"""
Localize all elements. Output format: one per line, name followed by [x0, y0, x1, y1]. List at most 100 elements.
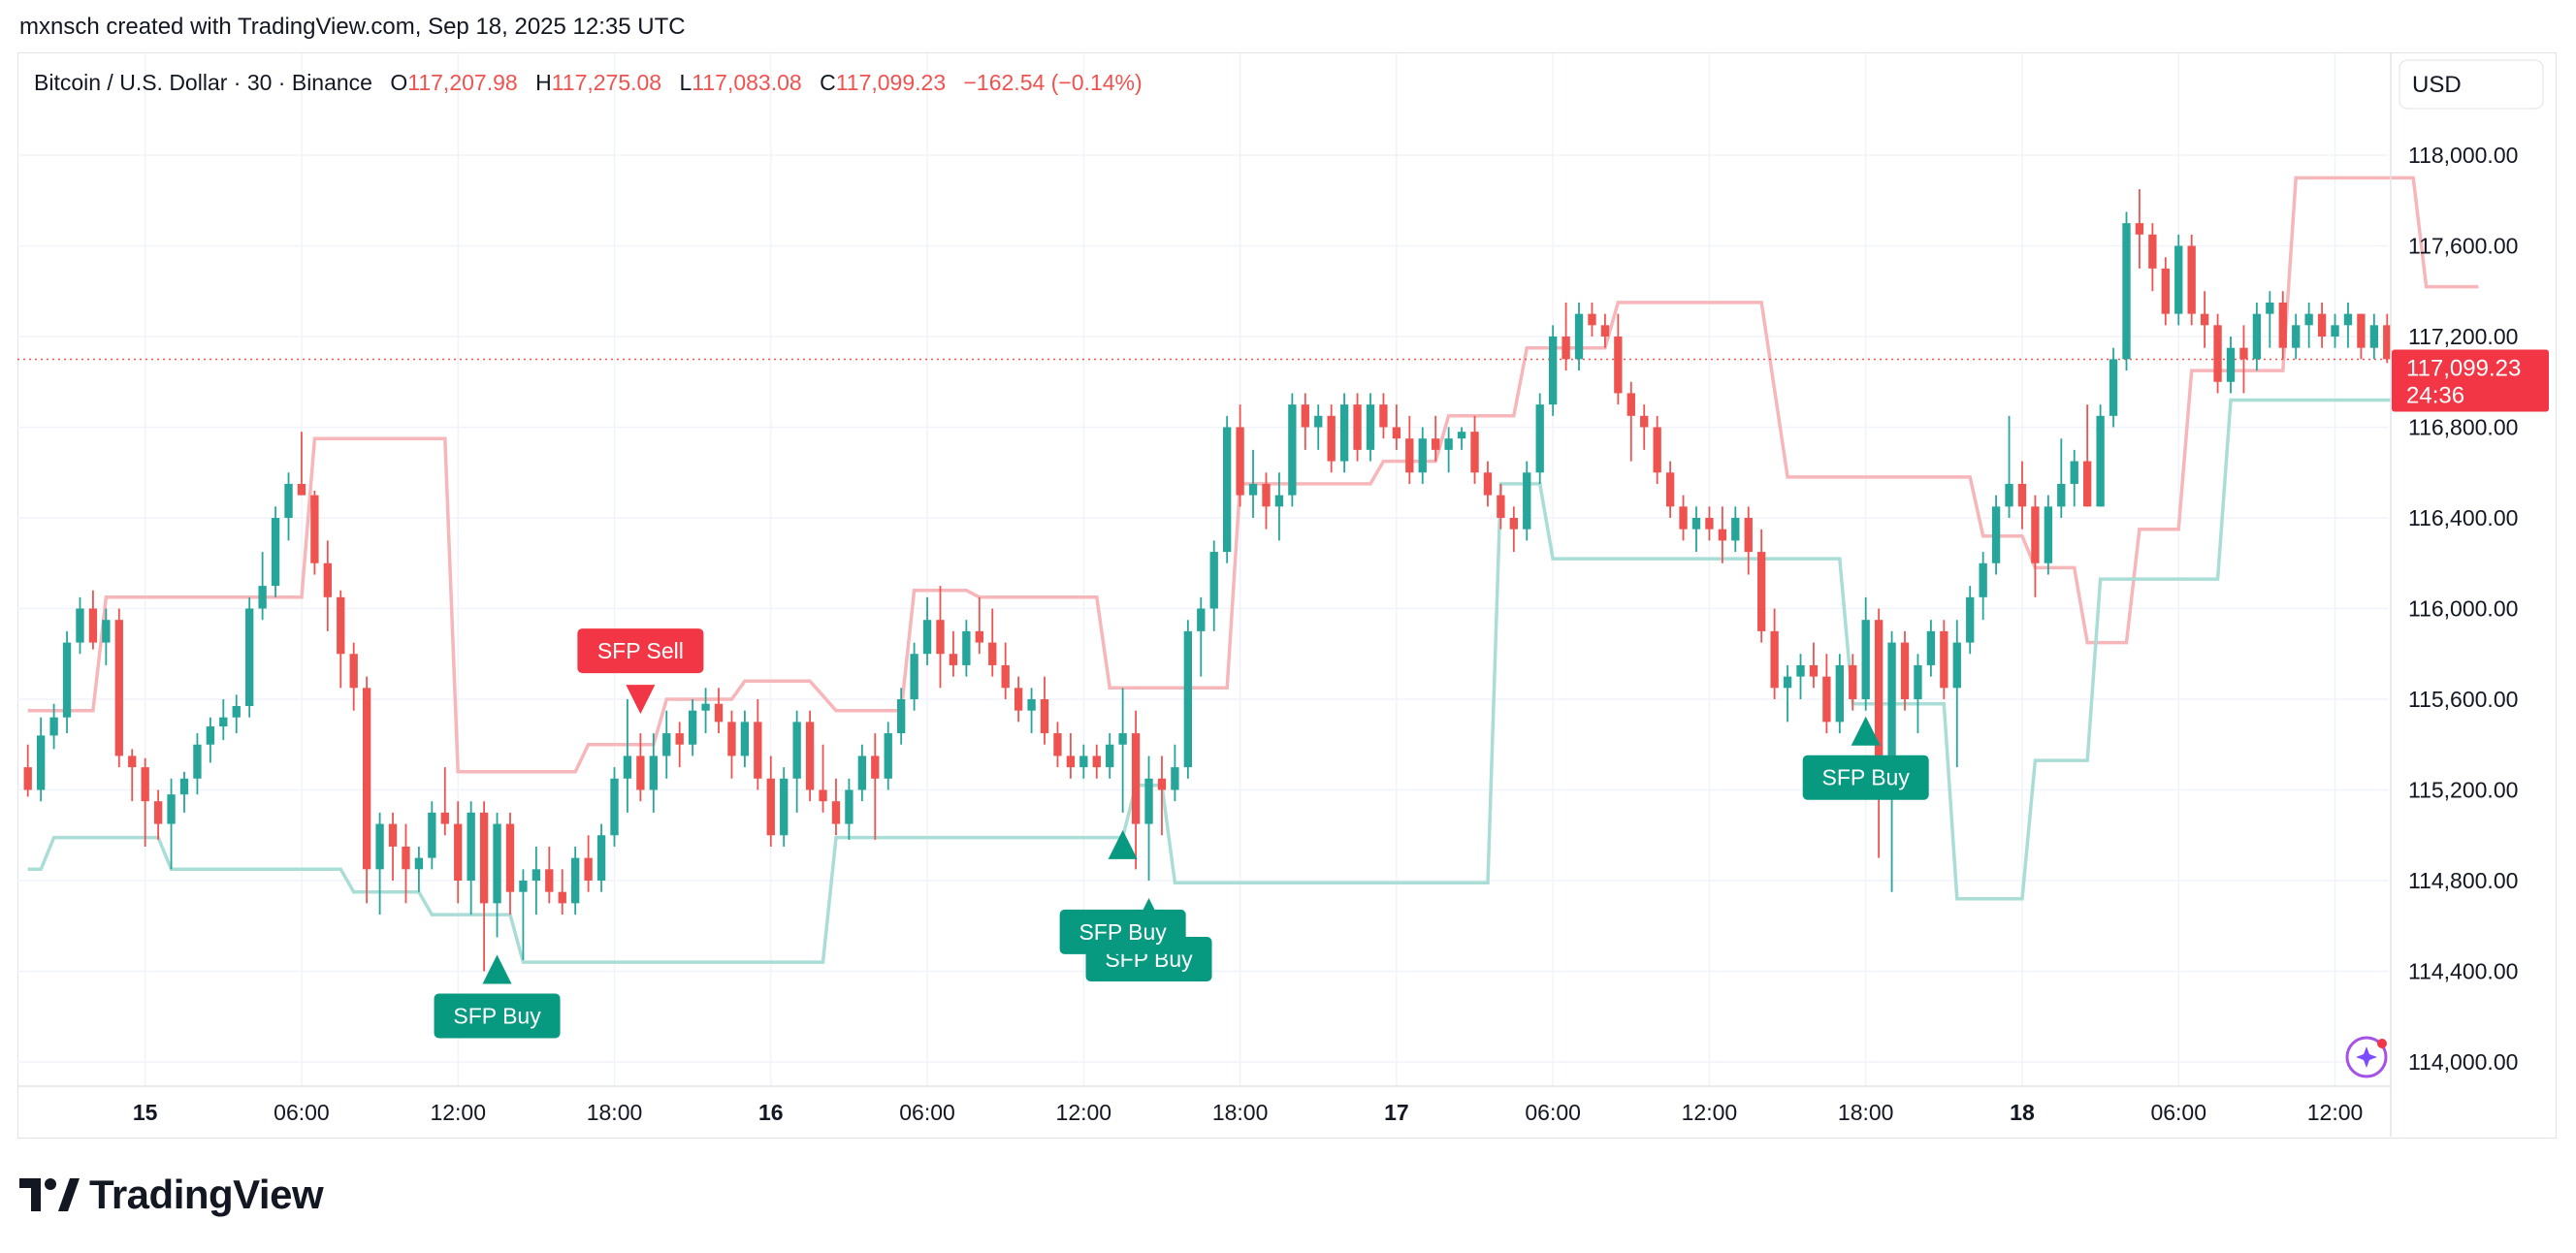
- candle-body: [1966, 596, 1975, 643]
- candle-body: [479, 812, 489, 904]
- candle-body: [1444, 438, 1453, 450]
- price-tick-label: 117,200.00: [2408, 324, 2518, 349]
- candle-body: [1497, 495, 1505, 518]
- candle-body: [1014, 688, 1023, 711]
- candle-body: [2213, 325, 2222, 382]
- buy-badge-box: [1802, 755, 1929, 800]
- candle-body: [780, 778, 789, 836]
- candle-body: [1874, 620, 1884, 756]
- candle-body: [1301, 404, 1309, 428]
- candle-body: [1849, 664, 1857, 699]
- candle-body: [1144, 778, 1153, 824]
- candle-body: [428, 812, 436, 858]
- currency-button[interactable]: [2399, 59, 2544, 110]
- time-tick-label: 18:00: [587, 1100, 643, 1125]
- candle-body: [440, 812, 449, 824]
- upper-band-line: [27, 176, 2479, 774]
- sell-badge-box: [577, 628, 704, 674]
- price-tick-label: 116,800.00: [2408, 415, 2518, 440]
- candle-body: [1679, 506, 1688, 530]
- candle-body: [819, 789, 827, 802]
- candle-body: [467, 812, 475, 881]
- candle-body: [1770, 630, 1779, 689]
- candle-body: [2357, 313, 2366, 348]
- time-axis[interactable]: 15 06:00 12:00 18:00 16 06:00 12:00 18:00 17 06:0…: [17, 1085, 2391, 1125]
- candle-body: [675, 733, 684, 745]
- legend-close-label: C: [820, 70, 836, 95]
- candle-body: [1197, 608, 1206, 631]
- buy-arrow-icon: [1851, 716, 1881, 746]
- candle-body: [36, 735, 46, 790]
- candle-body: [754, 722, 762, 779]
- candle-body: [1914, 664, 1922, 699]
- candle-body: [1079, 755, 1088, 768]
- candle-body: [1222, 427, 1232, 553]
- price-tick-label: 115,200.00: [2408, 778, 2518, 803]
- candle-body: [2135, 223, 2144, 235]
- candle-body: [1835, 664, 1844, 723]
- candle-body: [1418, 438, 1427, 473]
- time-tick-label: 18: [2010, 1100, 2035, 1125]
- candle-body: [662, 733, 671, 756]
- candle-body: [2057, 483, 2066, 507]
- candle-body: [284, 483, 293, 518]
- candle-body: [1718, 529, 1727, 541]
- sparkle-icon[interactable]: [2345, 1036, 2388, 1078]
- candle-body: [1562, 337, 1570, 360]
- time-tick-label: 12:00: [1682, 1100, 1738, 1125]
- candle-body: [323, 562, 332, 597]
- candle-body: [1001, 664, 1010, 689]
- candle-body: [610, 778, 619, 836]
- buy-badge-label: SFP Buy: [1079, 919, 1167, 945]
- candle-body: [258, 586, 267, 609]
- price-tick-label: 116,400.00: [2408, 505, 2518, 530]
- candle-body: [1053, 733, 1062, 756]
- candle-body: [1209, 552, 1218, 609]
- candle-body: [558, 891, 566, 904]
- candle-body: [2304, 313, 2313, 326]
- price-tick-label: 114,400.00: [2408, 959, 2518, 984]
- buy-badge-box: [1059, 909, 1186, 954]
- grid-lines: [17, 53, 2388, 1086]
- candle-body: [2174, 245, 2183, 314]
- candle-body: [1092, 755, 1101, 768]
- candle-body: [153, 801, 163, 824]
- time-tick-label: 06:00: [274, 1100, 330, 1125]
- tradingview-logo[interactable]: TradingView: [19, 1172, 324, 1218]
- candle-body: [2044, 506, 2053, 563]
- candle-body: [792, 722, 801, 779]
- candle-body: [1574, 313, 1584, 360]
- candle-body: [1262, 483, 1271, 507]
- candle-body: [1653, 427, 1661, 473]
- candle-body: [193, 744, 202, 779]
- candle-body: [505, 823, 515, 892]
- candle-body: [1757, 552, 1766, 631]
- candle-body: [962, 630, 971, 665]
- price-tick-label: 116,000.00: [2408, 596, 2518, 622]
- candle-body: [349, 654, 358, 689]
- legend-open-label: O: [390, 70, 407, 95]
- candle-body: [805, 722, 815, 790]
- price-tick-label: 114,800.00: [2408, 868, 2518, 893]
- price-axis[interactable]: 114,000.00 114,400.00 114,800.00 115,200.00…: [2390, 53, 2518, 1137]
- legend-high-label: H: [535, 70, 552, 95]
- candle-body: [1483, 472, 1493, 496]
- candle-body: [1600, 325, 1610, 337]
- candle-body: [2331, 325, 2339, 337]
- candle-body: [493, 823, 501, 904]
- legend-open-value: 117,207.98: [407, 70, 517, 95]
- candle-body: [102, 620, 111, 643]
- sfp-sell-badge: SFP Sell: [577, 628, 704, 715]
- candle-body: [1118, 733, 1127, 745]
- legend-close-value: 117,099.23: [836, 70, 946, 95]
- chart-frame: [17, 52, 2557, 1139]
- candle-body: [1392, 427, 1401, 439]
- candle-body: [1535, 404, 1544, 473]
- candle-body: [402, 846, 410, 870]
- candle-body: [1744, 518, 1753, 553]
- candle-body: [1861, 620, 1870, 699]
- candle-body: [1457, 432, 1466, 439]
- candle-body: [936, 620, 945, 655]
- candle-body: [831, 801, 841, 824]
"""
"""
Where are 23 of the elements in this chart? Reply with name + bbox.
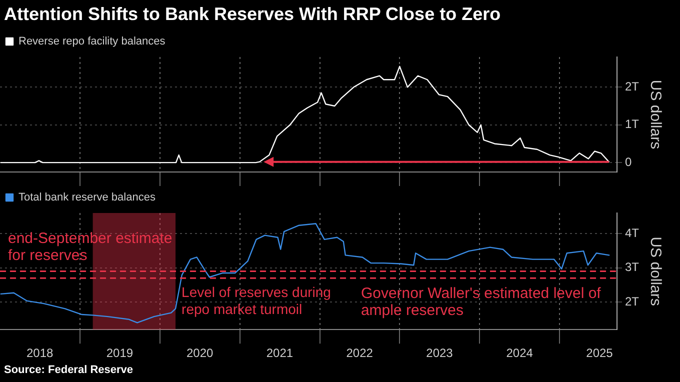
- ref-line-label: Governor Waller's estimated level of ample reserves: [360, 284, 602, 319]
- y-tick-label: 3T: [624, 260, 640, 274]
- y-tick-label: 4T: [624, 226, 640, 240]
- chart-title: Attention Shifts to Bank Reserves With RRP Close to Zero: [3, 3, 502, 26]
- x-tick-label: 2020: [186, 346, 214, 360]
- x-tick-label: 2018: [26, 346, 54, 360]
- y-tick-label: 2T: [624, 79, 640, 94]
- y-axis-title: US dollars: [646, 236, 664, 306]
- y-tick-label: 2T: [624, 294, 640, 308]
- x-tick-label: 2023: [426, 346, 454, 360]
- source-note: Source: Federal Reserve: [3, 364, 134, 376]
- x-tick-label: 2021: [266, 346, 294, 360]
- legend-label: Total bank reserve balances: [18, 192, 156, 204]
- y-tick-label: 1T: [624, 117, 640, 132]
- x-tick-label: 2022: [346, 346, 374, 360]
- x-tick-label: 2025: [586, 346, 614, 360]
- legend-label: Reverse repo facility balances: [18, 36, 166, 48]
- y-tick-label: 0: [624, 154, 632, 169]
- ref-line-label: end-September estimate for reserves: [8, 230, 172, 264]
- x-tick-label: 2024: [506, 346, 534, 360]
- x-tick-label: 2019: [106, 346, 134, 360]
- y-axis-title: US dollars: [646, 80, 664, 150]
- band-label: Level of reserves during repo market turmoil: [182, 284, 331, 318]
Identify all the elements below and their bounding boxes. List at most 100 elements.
"""
Copy out the part of the listing that opens with the line containing "- candle-body: [1966, 596, 1975, 643]" and closes with the line containing "- candle-body: [1874, 620, 1884, 756]", including both of those lines, and reproduce each line precisely.

- candle-body: [1966, 596, 1975, 643]
- candle-body: [479, 812, 489, 904]
- candle-body: [1444, 438, 1453, 450]
- price-tick-label: 117,200.00: [2408, 324, 2518, 349]
- candle-body: [1497, 495, 1505, 518]
- candle-body: [1014, 688, 1023, 711]
- candle-body: [2213, 325, 2222, 382]
- buy-badge-box: [1802, 755, 1929, 800]
- candle-body: [780, 778, 789, 836]
- candle-body: [1874, 620, 1884, 756]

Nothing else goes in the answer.